* _DOCUMENT SECTION_
◇ ◇ ◇ ◇

Bene Israel teachers in Bombay, 1856

The Bene Israel community believes that their ancestors fled Judea during the persecution under Antiochus Epiphanes and are descended from fourteen Jews, seven men and seven women, who came to India as the only survivors of a shipwreck near the village of Navagaon on the coast about 20 mi south of Mumbai. Some historians have thought their ancestors may have belonged to one of the Lost Tribes of Israel. They took up the work of oil pressing and running grocery shops but abstained from working on the Sabbath, and hence were called Shanivar Teli. Genetic evidence as of 2005 suggests that the Bene Israel appear to carry a haplotype which points to a Middle Eastern origin, and Jews may have formed part of the founding group. They gradually assimilated to the people around them, while retaining customs that are considered Jewish. The medieval Jewish philosopher Maimonides may have been referring to the Bene Israel when he wrote in a letter: "The Jews of India know nothing of the Torah, save for the Sabbath and circumcision."

At a point in history which is uncertain, an Indian Jew from Cochin named David Rahabi discovered the Bene Israel in their villages and recognized their vestigial Jewish customs. Rahabi taught the people about normative Judaism. He trained some young men among them to be the religious preceptors of the community. Known as Kajis, these men held a position that became hereditary, similar to the Cohanim. They became recognized as judges and settlers of disputes within the community.

Bene Israel tradition places Rahabi's arrival at either 1000 or 1400, although some historians have dated his arrival to the 18th century. They suggest that the "David Rahabi" of Bene Israel folklore was a man named David Ezekiel Rahabi, who lived from 1694 to 1772, and resided in Cochin, then the centre of the wealthy Malabar Jewish community. Others suggest that the reference is to David Baruch Rahabi, who arrived in Bombay from Cochin in 1825.

It is estimated that there were 6,000 Bene Israel in the 1830s; 10,000 at the turn of the 20th century; and in 1948—their peak in India—they numbered 20,000. Since that time, most of the population has emigrated to Israel. In 2020, the Jewish population in Mumbai numbered about 3,500, out of which 99% were from the Bene Israel community. Mumbai and surrounding regions, like Raigad, house several synagogues, most of which belong to the Bene Israel community.

◇ ◇ ◇ ◇

* _SOURCE INFORMATION_
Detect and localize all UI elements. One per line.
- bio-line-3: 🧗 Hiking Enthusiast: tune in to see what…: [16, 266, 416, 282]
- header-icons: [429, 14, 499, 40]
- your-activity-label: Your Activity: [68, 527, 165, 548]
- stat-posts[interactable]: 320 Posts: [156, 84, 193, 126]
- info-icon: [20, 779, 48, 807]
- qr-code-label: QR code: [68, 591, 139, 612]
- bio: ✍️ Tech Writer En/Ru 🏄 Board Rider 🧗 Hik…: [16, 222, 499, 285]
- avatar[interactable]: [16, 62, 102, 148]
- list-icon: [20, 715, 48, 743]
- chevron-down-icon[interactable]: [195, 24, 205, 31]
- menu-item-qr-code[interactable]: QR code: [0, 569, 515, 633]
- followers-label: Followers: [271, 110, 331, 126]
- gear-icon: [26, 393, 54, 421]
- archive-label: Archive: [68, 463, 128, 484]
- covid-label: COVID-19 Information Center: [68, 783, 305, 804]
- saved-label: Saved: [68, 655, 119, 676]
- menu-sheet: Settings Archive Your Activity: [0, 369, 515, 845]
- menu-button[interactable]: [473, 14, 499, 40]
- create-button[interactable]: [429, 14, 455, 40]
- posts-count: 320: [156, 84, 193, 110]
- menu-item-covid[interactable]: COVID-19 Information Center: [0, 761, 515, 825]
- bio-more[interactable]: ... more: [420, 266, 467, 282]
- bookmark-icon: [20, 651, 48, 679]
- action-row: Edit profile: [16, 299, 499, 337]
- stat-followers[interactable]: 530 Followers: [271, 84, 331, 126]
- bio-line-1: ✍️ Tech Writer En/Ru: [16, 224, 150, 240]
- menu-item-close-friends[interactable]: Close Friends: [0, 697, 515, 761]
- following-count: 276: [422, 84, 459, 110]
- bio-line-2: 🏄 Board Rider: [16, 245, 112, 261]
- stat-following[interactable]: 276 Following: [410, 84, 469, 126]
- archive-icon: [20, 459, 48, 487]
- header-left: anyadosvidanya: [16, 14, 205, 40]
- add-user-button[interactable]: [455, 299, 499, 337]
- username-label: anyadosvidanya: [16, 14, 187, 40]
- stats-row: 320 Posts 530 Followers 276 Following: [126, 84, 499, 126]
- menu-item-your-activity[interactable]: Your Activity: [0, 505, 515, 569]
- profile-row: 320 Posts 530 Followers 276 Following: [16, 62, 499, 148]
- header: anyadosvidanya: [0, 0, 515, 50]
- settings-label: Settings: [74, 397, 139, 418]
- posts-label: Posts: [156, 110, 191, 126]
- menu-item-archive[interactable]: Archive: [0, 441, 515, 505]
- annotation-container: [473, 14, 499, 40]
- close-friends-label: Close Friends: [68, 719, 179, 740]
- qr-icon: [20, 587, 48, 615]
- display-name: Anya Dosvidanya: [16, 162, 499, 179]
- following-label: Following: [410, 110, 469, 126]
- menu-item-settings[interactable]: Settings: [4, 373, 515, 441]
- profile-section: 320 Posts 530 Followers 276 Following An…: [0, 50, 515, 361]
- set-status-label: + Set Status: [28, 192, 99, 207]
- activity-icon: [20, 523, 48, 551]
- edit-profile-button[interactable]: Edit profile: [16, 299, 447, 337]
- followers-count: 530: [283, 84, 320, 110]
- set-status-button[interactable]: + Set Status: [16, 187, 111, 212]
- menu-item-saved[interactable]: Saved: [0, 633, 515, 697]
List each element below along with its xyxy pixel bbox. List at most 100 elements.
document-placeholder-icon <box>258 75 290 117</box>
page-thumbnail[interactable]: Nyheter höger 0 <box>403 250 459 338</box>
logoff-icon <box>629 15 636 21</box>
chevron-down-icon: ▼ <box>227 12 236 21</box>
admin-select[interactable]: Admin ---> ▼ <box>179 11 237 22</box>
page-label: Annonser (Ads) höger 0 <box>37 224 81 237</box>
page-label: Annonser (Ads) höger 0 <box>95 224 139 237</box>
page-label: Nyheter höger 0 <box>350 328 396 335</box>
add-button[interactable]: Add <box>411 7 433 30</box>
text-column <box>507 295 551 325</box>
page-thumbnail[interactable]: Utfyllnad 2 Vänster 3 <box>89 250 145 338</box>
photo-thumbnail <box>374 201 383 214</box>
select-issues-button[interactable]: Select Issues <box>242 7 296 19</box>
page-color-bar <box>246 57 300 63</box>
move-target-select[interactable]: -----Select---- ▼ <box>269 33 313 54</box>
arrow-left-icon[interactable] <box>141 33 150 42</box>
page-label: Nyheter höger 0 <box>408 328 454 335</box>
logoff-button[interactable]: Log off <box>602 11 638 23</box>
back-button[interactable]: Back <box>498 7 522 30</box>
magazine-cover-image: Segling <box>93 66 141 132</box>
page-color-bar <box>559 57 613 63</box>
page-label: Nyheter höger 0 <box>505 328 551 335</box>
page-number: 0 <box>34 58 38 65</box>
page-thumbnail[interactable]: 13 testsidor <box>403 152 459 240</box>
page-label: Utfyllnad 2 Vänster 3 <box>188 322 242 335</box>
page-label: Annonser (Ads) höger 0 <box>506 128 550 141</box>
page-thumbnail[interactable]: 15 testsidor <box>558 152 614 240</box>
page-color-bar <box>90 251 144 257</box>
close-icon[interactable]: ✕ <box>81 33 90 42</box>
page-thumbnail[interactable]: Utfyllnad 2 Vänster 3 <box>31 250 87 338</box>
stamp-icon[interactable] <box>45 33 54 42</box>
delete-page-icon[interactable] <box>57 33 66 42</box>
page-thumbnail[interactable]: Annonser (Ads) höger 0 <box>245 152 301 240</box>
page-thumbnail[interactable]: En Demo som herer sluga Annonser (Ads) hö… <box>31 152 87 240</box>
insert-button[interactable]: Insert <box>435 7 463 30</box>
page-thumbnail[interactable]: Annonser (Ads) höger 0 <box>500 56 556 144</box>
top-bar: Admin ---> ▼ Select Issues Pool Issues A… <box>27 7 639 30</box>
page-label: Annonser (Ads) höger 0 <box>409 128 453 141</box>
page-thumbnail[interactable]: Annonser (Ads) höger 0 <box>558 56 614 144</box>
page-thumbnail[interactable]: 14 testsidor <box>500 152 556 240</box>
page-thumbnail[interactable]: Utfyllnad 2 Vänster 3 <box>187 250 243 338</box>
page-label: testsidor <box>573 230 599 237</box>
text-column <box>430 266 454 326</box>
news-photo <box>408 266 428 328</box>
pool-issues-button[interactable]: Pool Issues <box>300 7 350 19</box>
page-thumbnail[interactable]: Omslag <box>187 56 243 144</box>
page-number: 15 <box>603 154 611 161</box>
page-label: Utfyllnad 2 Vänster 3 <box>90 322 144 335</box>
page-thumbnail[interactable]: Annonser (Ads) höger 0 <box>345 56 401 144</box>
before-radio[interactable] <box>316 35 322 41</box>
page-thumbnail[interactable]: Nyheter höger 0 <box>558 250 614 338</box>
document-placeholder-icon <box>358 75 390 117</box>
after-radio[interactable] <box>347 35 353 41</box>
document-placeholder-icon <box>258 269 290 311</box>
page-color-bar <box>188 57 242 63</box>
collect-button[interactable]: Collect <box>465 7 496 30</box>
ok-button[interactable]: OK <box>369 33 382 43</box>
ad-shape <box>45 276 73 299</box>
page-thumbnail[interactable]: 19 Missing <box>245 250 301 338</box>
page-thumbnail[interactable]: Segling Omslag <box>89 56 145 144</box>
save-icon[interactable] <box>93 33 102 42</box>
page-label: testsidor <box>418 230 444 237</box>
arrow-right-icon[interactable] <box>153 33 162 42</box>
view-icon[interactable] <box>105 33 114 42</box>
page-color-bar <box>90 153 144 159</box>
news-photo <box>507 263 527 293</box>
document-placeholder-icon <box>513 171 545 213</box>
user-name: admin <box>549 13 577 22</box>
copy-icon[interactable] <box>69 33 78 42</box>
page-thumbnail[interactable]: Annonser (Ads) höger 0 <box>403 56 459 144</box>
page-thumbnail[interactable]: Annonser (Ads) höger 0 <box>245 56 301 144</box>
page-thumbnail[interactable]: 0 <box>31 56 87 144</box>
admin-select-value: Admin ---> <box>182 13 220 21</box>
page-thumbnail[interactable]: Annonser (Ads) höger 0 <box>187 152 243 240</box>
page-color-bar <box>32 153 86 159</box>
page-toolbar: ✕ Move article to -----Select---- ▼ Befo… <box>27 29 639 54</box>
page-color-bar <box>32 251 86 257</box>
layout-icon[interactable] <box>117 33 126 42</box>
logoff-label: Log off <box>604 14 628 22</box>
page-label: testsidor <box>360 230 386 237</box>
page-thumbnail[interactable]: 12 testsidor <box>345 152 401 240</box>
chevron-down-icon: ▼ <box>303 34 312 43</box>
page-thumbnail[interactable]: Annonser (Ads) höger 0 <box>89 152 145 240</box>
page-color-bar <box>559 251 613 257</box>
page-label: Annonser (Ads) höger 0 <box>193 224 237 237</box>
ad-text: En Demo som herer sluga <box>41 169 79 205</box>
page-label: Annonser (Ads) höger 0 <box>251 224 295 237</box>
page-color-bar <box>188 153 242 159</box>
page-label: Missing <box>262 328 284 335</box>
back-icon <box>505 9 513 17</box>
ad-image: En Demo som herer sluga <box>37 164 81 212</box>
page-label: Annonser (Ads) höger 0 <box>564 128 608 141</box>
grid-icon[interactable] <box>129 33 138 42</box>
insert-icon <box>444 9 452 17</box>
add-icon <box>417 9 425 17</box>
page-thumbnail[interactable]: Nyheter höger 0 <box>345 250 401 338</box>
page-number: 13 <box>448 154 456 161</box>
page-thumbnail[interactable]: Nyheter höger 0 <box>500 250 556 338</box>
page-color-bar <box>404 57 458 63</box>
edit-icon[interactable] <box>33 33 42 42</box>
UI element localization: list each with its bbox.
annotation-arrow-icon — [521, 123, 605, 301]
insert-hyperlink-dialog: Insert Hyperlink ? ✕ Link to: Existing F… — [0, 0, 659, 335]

◇ ◇ ◇ ◇

* _TASK TO COMPLETE_
From the Bene Israel text above, list each estimate it gives of the total Bene Israel population, with the time each estimate refers to.

* _ANSWER TO THIS EXERCISE_
- 6,000 in the 1830s
- 10,000 at the turn of the 20th century
- 20,000 in 1948, their peak in India